• [Dati di delimitazione delle regioni]:
-=-=-=-=-
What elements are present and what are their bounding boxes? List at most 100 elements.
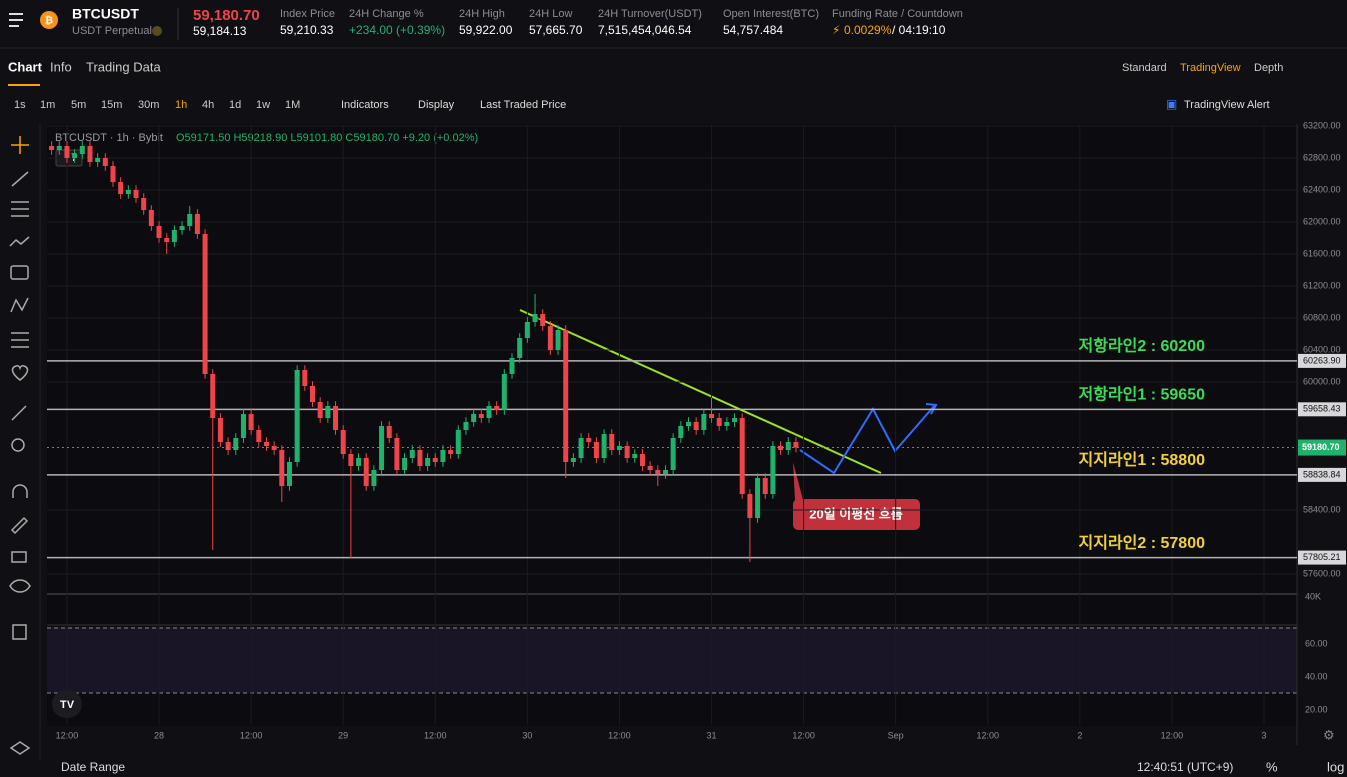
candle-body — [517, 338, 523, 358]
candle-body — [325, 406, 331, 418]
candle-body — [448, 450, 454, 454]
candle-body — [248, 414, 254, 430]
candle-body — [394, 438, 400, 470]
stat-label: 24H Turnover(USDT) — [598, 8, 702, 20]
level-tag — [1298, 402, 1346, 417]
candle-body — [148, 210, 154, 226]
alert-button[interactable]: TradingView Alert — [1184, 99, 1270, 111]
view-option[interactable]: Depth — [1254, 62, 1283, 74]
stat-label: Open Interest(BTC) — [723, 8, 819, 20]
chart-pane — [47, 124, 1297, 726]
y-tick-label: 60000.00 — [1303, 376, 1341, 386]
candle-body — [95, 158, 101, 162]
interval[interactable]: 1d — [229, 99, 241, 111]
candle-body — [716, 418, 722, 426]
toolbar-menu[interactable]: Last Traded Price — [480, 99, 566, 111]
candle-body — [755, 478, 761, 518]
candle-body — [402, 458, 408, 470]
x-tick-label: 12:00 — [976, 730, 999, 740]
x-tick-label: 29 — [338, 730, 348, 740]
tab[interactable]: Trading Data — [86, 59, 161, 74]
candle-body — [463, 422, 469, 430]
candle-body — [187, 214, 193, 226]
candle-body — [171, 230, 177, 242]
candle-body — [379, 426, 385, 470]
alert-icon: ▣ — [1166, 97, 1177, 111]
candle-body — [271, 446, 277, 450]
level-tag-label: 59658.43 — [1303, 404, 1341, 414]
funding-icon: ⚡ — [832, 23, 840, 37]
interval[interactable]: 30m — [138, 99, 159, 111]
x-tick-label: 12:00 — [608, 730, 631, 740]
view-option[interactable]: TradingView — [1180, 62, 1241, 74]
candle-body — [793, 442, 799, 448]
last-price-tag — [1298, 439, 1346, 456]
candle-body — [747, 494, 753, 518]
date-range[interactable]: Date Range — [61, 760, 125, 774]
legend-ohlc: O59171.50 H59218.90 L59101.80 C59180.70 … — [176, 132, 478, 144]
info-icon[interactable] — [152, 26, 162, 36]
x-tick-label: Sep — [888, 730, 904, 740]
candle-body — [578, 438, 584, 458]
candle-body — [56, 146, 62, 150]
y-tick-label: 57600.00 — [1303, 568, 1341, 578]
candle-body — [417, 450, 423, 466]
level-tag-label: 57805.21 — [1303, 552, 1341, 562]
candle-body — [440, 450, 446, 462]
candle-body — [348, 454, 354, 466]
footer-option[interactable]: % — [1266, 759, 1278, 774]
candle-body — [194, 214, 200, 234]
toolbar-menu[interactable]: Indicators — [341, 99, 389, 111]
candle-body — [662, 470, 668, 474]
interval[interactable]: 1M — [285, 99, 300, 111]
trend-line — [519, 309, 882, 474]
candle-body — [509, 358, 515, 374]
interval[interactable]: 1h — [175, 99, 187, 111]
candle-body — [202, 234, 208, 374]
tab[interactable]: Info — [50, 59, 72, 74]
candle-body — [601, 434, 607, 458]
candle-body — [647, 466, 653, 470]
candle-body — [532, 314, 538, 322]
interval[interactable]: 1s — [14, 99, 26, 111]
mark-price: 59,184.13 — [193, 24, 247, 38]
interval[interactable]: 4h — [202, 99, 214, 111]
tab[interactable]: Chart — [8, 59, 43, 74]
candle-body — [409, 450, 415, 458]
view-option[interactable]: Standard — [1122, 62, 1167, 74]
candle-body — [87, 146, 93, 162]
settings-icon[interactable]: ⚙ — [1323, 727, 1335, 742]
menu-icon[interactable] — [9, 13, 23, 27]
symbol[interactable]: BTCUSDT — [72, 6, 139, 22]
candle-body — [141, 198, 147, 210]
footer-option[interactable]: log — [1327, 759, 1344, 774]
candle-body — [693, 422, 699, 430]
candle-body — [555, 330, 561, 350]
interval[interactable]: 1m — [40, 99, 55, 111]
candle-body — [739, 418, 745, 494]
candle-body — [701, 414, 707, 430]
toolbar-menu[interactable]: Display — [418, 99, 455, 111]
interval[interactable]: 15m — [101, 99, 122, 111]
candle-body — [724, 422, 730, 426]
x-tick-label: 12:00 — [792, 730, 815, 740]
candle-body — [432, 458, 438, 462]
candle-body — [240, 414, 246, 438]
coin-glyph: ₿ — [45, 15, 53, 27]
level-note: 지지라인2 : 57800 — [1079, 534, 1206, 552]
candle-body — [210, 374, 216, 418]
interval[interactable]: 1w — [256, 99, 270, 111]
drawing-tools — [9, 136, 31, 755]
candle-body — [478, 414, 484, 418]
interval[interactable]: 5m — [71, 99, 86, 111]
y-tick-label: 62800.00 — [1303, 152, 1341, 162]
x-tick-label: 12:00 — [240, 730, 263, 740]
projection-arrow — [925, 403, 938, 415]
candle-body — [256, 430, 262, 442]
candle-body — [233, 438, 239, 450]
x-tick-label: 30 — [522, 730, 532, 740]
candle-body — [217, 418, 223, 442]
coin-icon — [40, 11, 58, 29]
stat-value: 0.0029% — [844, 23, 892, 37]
-=-=-=-=-
• [DA SVOLGERE]: Ricopi parola per parola l'intero materiale riportato sopra, tralasciando le immagini.

• [RISPOSTA COMPLETA]:
What elements are present and what are their bounding boxes? List at most 100 elements.
candle-body — [517, 338, 523, 358]
candle-body — [325, 406, 331, 418]
candle-body — [448, 450, 454, 454]
candle-body — [248, 414, 254, 430]
candle-body — [394, 438, 400, 470]
stat-label: 24H Turnover(USDT) — [598, 8, 702, 20]
level-tag — [1298, 402, 1346, 417]
candle-body — [148, 210, 154, 226]
alert-button[interactable]: TradingView Alert — [1184, 99, 1270, 111]
view-option[interactable]: Depth — [1254, 62, 1283, 74]
stat-label: Open Interest(BTC) — [723, 8, 819, 20]
chart-pane — [47, 124, 1297, 726]
y-tick-label: 60000.00 — [1303, 376, 1341, 386]
candle-body — [95, 158, 101, 162]
interval[interactable]: 1d — [229, 99, 241, 111]
candle-body — [716, 418, 722, 426]
toolbar-menu[interactable]: Last Traded Price — [480, 99, 566, 111]
candle-body — [755, 478, 761, 518]
candle-body — [402, 458, 408, 470]
x-tick-label: 12:00 — [976, 730, 999, 740]
x-tick-label: 29 — [338, 730, 348, 740]
tab[interactable]: Trading Data — [86, 59, 161, 74]
candle-body — [463, 422, 469, 430]
candle-body — [187, 214, 193, 226]
candle-body — [171, 230, 177, 242]
candle-body — [379, 426, 385, 470]
alert-icon: ▣ — [1166, 97, 1177, 111]
candle-body — [271, 446, 277, 450]
level-tag-label: 59658.43 — [1303, 404, 1341, 414]
funding-icon: ⚡ — [832, 23, 840, 37]
interval[interactable]: 30m — [138, 99, 159, 111]
x-tick-label: 12:00 — [608, 730, 631, 740]
view-option[interactable]: TradingView — [1180, 62, 1241, 74]
candle-body — [793, 442, 799, 448]
last-price-tag — [1298, 439, 1346, 456]
candle-body — [747, 494, 753, 518]
date-range[interactable]: Date Range — [61, 760, 125, 774]
legend-ohlc: O59171.50 H59218.90 L59101.80 C59180.70 … — [176, 132, 478, 144]
info-icon[interactable] — [152, 26, 162, 36]
x-tick-label: Sep — [888, 730, 904, 740]
candle-body — [578, 438, 584, 458]
candle-body — [56, 146, 62, 150]
y-tick-label: 57600.00 — [1303, 568, 1341, 578]
candle-body — [417, 450, 423, 466]
level-tag-label: 57805.21 — [1303, 552, 1341, 562]
candle-body — [440, 450, 446, 462]
candle-body — [348, 454, 354, 466]
footer-option[interactable]: % — [1266, 759, 1278, 774]
candle-body — [194, 214, 200, 234]
toolbar-menu[interactable]: Indicators — [341, 99, 389, 111]
candle-body — [662, 470, 668, 474]
interval[interactable]: 1M — [285, 99, 300, 111]
trend-line — [519, 309, 882, 474]
candle-body — [509, 358, 515, 374]
interval[interactable]: 1h — [175, 99, 187, 111]
candle-body — [202, 234, 208, 374]
tab[interactable]: Info — [50, 59, 72, 74]
candle-body — [601, 434, 607, 458]
candle-body — [647, 466, 653, 470]
candle-body — [532, 314, 538, 322]
interval[interactable]: 1s — [14, 99, 26, 111]
mark-price: 59,184.13 — [193, 24, 247, 38]
interval[interactable]: 4h — [202, 99, 214, 111]
tab[interactable]: Chart — [8, 59, 43, 74]
candle-body — [409, 450, 415, 458]
view-option[interactable]: Standard — [1122, 62, 1167, 74]
candle-body — [87, 146, 93, 162]
settings-icon[interactable]: ⚙ — [1323, 727, 1335, 742]
menu-icon[interactable] — [9, 13, 23, 27]
symbol[interactable]: BTCUSDT — [72, 6, 139, 22]
candle-body — [141, 198, 147, 210]
footer-option[interactable]: log — [1327, 759, 1344, 774]
candle-body — [693, 422, 699, 430]
candle-body — [555, 330, 561, 350]
interval[interactable]: 1m — [40, 99, 55, 111]
candle-body — [739, 418, 745, 494]
candle-body — [701, 414, 707, 430]
toolbar-menu[interactable]: Display — [418, 99, 455, 111]
interval[interactable]: 15m — [101, 99, 122, 111]
candle-body — [724, 422, 730, 426]
x-tick-label: 12:00 — [792, 730, 815, 740]
candle-body — [432, 458, 438, 462]
candle-body — [240, 414, 246, 438]
coin-glyph: ₿ — [45, 15, 53, 27]
level-note: 지지라인2 : 57800 — [1079, 534, 1206, 552]
candle-body — [210, 374, 216, 418]
interval[interactable]: 1w — [256, 99, 270, 111]
drawing-tools — [9, 136, 31, 755]
candle-body — [478, 414, 484, 418]
interval[interactable]: 5m — [71, 99, 86, 111]
y-tick-label: 62800.00 — [1303, 152, 1341, 162]
x-tick-label: 12:00 — [240, 730, 263, 740]
projection-arrow — [925, 403, 938, 415]
candle-body — [256, 430, 262, 442]
candle-body — [233, 438, 239, 450]
x-tick-label: 30 — [522, 730, 532, 740]
candle-body — [217, 418, 223, 442]
coin-icon — [40, 11, 58, 29]
stat-value: 0.0029% — [844, 23, 892, 37]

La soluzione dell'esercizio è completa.